#### Task description:
Find all lines in the listing that include the word "reactions", then copy them.

[Data entries]
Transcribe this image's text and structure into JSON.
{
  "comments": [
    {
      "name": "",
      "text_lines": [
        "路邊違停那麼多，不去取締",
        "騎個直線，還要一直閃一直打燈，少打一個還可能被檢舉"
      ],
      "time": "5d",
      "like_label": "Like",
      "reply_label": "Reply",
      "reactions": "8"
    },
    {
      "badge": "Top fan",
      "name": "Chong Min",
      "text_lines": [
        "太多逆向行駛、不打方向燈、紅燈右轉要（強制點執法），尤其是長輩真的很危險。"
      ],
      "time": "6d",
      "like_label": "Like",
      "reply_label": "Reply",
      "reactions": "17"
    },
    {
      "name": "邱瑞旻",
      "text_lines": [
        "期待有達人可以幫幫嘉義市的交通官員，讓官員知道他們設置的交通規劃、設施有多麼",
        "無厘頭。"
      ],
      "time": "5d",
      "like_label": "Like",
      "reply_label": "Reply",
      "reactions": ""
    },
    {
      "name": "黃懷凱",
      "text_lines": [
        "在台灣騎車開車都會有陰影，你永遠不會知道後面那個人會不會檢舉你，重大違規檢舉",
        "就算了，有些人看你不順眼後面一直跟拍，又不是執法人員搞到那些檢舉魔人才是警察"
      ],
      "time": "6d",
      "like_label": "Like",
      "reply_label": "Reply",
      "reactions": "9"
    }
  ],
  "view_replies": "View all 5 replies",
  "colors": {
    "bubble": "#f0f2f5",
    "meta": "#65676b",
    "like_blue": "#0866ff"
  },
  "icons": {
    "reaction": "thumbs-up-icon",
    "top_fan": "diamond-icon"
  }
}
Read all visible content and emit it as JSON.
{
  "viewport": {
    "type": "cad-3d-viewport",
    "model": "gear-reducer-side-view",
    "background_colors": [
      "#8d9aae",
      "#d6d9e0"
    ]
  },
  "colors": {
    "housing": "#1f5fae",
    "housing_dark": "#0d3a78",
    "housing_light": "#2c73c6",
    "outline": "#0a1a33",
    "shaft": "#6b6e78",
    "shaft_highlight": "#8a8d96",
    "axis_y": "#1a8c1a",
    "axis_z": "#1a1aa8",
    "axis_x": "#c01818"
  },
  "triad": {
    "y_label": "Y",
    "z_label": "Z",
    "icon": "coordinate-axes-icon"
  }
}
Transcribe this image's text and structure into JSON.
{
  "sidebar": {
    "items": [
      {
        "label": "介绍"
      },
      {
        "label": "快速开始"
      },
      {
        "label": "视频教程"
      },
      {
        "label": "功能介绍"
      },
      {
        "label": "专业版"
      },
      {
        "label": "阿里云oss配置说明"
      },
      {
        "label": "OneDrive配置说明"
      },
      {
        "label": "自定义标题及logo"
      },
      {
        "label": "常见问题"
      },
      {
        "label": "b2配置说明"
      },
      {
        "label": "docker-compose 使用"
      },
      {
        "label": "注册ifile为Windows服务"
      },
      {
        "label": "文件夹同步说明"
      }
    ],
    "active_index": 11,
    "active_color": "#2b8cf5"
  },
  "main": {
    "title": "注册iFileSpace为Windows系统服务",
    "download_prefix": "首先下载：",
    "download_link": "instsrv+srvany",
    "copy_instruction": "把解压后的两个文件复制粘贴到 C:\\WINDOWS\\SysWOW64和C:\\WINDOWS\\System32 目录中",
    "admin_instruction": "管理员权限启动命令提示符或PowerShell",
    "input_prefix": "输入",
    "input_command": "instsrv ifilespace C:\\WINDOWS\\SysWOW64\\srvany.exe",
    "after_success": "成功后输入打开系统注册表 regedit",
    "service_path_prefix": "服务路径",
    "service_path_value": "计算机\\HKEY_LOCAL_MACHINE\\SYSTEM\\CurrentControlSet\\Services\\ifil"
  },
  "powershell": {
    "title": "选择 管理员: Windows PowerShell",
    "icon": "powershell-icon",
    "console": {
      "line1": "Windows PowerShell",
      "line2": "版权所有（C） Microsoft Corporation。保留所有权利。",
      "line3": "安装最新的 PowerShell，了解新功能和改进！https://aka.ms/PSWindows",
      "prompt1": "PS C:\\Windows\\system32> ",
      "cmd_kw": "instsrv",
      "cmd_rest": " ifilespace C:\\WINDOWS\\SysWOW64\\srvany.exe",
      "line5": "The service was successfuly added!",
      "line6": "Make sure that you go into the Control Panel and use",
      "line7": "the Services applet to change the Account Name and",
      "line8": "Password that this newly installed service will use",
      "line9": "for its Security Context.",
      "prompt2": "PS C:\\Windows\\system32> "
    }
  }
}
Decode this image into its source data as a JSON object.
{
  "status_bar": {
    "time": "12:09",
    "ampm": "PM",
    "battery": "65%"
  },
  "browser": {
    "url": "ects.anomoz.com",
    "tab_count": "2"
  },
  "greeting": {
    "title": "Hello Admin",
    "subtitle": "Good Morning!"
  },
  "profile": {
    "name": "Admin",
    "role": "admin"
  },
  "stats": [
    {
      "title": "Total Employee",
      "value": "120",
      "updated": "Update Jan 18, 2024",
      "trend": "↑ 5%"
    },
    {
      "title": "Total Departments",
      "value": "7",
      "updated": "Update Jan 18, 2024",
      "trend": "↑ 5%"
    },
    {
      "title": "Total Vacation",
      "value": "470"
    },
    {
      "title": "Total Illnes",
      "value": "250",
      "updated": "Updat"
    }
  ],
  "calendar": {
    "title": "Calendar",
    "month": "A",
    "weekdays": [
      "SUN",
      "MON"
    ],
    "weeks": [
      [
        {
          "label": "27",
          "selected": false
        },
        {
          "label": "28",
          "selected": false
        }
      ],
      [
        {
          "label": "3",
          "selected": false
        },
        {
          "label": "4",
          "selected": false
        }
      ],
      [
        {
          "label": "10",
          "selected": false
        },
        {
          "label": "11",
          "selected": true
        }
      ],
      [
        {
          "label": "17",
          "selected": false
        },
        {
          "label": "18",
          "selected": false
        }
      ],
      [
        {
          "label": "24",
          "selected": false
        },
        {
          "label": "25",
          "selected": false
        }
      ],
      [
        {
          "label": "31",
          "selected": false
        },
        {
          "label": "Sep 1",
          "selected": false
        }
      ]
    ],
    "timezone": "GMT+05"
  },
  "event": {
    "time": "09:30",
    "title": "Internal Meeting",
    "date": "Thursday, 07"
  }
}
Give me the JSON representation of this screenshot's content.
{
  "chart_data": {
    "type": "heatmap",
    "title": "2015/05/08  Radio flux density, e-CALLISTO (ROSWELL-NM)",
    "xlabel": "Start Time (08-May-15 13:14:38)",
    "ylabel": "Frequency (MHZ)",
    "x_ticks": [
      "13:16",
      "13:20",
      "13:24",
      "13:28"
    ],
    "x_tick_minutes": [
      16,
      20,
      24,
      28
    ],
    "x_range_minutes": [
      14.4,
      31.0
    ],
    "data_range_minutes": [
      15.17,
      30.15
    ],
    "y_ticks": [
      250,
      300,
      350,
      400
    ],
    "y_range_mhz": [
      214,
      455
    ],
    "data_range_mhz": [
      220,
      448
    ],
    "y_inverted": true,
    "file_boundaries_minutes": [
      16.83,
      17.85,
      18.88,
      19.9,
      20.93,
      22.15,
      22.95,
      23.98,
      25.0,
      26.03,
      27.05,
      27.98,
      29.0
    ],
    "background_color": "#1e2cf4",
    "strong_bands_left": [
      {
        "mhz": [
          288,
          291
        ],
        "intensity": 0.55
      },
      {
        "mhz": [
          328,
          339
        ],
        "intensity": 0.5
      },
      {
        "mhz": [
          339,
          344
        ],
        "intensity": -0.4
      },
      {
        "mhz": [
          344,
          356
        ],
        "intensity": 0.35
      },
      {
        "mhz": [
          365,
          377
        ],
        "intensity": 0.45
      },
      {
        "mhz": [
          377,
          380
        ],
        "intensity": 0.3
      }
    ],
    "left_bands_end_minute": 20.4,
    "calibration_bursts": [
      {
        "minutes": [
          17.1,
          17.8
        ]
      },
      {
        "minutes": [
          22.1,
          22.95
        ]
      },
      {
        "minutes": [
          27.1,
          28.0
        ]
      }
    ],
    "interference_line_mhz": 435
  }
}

#### Expected answer:
      "reactions": "8"
      "reactions": "17"
      "reactions": ""
      "reactions": "9"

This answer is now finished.